WRITTEN INSTRUCTION: Report every line in the listing that contains the string "MAÑANA".
-=-=-
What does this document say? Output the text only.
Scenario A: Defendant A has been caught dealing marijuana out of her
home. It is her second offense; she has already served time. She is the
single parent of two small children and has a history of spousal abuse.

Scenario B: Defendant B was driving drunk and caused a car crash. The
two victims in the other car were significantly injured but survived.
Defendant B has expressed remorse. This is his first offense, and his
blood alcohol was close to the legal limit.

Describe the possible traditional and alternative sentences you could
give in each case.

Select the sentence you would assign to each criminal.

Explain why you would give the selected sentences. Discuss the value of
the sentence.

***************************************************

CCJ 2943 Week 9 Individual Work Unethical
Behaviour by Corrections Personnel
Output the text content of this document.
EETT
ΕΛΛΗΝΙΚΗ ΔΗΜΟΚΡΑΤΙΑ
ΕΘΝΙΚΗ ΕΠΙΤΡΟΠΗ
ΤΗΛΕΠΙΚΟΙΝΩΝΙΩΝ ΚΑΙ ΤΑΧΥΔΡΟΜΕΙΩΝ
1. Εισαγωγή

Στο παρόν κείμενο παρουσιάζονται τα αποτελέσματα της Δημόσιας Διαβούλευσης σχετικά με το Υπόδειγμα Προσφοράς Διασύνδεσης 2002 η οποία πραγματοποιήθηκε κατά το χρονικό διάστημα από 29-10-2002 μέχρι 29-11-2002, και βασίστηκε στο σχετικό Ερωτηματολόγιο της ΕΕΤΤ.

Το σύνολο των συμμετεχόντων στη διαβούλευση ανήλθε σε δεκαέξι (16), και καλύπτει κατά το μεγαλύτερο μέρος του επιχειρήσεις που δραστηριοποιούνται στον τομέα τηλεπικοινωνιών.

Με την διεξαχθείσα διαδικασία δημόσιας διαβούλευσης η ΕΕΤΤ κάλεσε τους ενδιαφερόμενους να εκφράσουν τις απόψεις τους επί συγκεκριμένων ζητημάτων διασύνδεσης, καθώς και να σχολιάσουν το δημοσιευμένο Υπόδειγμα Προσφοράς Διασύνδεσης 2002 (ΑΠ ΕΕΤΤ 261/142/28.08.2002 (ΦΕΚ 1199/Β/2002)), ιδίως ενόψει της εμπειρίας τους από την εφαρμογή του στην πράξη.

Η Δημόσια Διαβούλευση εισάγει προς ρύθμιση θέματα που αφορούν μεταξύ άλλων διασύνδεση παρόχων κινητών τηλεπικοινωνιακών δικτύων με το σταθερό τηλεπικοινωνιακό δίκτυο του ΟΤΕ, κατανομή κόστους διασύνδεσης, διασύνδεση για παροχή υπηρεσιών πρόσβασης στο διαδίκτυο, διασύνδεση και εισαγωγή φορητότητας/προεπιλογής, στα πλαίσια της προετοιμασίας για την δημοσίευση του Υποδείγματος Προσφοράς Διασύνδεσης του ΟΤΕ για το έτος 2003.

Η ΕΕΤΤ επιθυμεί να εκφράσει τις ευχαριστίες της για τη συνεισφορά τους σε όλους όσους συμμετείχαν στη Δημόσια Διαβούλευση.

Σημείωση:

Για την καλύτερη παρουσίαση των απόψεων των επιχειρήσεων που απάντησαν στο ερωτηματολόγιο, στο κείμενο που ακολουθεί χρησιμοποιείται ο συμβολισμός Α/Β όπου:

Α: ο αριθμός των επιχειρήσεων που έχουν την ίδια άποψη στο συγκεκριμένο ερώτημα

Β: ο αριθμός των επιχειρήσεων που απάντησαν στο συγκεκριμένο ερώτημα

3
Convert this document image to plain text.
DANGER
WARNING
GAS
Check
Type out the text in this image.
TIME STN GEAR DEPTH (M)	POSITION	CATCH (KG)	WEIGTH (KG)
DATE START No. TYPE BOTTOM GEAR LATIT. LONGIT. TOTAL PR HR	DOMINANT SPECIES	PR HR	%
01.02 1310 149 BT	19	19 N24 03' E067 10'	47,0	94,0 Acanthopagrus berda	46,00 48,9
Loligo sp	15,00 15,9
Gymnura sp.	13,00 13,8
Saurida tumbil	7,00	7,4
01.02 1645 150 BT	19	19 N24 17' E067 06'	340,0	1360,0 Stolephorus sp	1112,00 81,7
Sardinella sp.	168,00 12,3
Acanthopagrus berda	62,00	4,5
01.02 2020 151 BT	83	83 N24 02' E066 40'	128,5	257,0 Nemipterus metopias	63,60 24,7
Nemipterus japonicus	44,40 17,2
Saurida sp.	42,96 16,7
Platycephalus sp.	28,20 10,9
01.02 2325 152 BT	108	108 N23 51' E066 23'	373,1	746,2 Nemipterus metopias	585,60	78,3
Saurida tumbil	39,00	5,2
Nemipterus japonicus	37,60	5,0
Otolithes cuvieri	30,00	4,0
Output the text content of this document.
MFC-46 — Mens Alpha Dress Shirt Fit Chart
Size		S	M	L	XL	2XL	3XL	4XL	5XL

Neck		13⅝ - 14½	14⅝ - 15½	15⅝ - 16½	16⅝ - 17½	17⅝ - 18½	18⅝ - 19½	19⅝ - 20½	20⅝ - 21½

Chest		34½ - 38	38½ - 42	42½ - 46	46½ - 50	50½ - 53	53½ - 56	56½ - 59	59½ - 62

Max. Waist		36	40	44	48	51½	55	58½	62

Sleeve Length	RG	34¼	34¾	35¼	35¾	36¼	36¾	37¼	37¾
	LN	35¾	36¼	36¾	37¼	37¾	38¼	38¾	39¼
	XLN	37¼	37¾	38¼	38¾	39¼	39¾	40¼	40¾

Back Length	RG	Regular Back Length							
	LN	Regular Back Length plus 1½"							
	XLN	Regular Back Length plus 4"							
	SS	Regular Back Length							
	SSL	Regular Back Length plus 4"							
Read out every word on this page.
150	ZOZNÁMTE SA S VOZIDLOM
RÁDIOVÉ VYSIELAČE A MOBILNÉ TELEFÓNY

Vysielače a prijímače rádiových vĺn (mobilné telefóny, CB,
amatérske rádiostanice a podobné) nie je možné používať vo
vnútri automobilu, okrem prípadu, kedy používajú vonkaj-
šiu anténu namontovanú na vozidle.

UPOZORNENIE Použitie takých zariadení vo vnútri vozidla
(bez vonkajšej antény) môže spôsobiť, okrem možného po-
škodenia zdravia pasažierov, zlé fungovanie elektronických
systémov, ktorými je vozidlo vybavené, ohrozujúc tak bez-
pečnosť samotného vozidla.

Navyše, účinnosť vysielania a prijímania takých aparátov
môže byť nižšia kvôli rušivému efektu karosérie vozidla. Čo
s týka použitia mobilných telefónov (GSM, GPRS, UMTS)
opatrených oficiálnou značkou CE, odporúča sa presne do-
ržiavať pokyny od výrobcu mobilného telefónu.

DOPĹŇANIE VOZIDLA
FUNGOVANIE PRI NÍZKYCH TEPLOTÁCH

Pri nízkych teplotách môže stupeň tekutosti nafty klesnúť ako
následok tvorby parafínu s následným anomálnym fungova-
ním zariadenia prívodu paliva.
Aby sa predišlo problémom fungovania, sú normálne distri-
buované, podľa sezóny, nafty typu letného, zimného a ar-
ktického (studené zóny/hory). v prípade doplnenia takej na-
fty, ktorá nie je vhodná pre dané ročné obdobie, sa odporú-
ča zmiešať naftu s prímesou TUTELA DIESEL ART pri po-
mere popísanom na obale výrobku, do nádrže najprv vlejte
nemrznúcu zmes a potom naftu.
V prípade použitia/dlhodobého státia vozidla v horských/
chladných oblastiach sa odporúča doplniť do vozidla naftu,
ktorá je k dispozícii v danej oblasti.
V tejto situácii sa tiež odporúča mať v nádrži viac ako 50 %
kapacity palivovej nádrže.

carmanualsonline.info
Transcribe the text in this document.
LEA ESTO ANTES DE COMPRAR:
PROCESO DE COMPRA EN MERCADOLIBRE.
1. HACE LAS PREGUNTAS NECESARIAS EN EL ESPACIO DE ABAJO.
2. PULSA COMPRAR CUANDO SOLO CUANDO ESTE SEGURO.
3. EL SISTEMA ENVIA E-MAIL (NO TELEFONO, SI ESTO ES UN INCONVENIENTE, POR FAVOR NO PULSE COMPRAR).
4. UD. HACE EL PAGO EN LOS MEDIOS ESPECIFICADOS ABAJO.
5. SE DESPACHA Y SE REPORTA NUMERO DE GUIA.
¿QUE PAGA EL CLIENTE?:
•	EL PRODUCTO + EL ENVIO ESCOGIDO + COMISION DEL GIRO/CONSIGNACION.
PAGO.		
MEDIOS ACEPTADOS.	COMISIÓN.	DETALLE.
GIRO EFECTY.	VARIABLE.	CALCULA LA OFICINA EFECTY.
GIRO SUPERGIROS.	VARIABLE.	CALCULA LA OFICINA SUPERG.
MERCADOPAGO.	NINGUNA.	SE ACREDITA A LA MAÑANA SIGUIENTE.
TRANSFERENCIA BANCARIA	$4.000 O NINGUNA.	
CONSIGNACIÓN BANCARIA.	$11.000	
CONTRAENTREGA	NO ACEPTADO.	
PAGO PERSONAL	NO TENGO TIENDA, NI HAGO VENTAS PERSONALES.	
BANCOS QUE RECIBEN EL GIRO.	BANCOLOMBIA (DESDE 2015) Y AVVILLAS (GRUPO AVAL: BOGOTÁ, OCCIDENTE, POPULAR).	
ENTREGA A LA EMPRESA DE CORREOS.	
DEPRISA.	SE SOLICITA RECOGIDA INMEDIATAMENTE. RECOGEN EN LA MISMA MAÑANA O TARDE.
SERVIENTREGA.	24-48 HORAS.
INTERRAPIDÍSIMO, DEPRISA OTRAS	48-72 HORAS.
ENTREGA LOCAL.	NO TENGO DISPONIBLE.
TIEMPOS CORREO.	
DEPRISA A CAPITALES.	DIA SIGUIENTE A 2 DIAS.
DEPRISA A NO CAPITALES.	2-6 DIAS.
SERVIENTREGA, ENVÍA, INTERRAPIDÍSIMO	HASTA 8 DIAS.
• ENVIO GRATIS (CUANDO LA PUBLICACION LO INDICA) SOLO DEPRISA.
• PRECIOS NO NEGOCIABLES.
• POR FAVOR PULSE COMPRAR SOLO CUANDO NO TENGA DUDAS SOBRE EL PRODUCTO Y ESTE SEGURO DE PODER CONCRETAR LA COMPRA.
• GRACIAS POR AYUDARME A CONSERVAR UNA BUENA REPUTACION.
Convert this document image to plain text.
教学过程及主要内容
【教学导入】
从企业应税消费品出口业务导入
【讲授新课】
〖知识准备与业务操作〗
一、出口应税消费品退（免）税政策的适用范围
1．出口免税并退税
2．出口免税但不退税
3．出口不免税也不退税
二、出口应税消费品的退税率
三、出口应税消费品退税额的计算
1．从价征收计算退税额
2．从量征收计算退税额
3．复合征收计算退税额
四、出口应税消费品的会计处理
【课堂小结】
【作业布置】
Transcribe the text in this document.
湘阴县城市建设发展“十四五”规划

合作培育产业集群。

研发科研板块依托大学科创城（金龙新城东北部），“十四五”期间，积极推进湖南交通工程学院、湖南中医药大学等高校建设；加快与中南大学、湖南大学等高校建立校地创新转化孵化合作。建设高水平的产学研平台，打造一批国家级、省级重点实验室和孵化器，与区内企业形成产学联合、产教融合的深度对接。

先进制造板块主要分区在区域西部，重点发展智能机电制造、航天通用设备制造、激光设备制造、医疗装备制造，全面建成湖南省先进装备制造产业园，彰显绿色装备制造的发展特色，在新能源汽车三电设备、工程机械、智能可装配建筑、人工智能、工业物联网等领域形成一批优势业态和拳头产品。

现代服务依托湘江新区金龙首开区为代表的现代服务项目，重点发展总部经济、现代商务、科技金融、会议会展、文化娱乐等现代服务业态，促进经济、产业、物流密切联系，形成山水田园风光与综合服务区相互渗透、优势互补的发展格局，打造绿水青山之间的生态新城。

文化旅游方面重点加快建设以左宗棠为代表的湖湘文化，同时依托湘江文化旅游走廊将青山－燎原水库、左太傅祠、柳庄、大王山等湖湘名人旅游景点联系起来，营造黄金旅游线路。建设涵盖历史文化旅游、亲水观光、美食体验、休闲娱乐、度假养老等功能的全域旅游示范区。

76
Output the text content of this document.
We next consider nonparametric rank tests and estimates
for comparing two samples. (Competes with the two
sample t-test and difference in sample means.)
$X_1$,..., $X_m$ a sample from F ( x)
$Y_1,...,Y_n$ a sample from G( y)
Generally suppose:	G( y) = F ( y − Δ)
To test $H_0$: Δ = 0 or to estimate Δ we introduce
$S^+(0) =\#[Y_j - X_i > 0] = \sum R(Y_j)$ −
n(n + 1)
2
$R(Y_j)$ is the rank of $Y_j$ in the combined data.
-=-=-
EXERCISE SOLUTION:
MERCADOPAGO.	NINGUNA.	SE ACREDITA A LA MAÑANA SIGUIENTE.
DEPRISA.	SE SOLICITA RECOGIDA INMEDIATAMENTE. RECOGEN EN LA MISMA MAÑANA O TARDE.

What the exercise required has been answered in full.